| Task to complete |
Give only the number of lines below that contain the word "pour".

Figure record extracts:
** BEGIN **
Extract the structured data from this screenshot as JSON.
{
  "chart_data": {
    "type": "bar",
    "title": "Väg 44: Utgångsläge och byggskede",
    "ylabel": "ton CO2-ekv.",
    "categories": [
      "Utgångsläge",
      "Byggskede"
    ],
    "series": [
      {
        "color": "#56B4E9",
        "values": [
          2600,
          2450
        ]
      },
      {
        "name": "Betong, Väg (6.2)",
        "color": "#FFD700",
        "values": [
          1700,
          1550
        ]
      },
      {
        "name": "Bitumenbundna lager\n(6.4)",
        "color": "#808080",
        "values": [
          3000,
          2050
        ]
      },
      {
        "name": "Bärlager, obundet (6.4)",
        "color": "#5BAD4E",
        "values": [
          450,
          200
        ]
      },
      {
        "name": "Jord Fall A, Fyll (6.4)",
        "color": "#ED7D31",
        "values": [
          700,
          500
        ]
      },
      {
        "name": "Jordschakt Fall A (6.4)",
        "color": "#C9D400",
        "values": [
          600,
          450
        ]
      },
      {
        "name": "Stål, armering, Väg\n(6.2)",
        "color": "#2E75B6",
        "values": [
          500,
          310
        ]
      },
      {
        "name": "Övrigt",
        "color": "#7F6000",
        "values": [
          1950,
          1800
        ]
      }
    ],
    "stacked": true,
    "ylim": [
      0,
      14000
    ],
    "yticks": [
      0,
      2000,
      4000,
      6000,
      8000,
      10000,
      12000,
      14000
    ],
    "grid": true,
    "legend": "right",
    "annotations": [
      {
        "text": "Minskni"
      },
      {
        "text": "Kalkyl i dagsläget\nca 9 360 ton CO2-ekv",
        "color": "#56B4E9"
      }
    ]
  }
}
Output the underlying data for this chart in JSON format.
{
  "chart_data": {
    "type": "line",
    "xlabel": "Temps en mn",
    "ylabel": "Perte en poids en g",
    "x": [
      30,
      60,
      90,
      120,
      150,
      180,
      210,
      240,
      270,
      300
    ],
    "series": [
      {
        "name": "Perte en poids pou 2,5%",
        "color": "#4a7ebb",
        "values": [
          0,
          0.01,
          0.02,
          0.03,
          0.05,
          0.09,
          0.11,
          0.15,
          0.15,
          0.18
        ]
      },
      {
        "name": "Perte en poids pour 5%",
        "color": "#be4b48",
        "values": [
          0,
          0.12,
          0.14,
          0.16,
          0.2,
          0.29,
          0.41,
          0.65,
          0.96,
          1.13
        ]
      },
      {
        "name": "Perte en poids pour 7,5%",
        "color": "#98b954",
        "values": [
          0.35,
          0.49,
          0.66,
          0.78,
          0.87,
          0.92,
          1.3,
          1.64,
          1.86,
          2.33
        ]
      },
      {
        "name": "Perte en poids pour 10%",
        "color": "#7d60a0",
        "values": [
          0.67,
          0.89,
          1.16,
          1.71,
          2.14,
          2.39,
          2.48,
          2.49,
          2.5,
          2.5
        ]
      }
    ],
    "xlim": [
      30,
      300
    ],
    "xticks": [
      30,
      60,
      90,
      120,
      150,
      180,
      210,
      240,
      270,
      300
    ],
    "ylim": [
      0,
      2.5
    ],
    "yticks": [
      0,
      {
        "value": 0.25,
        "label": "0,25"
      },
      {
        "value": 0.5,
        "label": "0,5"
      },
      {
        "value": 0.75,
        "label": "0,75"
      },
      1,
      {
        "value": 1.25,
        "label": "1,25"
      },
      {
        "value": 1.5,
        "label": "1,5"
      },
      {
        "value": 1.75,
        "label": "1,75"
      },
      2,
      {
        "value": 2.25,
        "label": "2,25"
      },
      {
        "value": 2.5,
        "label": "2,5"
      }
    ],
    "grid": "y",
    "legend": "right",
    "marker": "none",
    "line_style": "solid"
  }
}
** END **
| Solution for this task |
3